Your task is to write out the lines from the line containing "Extract all readable text from this page." through the last line of the material, exactly.
= = = =
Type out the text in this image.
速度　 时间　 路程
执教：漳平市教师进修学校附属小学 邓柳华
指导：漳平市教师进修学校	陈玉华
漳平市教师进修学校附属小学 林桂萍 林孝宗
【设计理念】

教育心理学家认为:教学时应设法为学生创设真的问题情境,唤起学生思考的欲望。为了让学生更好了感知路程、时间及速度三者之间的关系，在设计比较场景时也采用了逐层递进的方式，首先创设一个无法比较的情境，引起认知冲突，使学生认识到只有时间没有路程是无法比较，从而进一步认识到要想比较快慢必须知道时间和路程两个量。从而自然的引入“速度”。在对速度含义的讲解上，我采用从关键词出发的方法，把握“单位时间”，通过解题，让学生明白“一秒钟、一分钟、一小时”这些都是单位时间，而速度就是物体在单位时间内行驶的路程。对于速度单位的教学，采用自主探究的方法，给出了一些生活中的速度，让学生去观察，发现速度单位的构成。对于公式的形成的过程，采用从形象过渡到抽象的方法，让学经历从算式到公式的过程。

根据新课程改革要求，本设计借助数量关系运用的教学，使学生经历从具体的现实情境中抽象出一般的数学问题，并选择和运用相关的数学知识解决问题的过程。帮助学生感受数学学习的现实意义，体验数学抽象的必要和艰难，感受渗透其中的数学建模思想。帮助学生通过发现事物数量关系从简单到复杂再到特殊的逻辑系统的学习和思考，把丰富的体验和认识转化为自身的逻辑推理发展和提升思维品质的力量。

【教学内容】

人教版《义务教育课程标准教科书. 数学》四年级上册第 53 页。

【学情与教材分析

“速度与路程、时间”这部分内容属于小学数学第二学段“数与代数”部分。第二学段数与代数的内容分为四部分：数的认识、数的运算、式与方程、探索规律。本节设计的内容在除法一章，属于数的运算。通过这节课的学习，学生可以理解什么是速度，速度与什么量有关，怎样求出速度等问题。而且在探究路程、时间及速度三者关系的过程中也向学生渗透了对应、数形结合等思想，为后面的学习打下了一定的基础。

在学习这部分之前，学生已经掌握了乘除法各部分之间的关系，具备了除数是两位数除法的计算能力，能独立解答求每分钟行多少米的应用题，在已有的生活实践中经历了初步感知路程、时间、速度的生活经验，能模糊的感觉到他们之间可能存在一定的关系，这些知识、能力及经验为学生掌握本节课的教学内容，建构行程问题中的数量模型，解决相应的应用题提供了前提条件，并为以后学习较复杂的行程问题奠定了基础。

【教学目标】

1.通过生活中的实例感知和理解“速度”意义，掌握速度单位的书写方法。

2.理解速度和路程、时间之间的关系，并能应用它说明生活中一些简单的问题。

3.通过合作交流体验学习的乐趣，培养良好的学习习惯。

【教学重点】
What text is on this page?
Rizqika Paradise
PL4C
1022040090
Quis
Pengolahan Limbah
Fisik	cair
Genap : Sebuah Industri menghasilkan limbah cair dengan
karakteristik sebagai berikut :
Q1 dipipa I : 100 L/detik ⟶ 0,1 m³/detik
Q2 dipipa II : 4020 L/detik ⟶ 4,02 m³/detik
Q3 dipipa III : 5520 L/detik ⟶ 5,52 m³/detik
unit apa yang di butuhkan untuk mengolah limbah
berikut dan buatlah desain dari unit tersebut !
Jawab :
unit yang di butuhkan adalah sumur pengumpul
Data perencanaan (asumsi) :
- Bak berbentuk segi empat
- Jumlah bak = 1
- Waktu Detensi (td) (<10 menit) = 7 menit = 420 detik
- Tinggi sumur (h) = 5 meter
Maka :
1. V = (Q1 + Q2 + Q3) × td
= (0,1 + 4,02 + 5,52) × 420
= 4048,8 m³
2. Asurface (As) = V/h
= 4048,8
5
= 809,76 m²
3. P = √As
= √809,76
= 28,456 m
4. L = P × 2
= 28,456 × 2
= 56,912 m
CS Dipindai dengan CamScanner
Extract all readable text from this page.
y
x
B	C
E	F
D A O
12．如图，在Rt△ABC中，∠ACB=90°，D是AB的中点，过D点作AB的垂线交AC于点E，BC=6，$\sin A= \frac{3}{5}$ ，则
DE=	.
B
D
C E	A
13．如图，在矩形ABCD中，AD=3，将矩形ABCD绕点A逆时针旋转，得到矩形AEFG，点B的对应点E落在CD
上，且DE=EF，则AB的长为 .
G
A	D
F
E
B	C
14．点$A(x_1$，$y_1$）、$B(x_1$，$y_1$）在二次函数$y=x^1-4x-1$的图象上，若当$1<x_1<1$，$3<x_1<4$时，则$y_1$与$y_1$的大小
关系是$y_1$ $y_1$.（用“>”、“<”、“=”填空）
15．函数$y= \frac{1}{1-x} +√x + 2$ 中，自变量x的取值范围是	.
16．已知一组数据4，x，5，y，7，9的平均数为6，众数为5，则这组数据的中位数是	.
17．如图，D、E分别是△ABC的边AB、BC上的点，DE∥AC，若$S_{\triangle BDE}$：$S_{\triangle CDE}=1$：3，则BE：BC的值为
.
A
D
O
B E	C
= = = =
- **Result of the exercise**
Extract all readable text from this page.
y
x
B	C
E	F
D A O
12．如图，在Rt△ABC中，∠ACB=90°，D是AB的中点，过D点作AB的垂线交AC于点E，BC=6，$\sin A= \frac{3}{5}$ ，则
DE=	.
B
D
C E	A
13．如图，在矩形ABCD中，AD=3，将矩形ABCD绕点A逆时针旋转，得到矩形AEFG，点B的对应点E落在CD
上，且DE=EF，则AB的长为 .
G
A	D
F
E
B	C
14．点$A(x_1$，$y_1$）、$B(x_1$，$y_1$）在二次函数$y=x^1-4x-1$的图象上，若当$1<x_1<1$，$3<x_1<4$时，则$y_1$与$y_1$的大小
关系是$y_1$ $y_1$.（用“>”、“<”、“=”填空）
15．函数$y= \frac{1}{1-x} +√x + 2$ 中，自变量x的取值范围是	.
16．已知一组数据4，x，5，y，7，9的平均数为6，众数为5，则这组数据的中位数是	.
17．如图，D、E分别是△ABC的边AB、BC上的点，DE∥AC，若$S_{\triangle BDE}$：$S_{\triangle CDE}=1$：3，则BE：BC的值为
.
A
D
O
B E	C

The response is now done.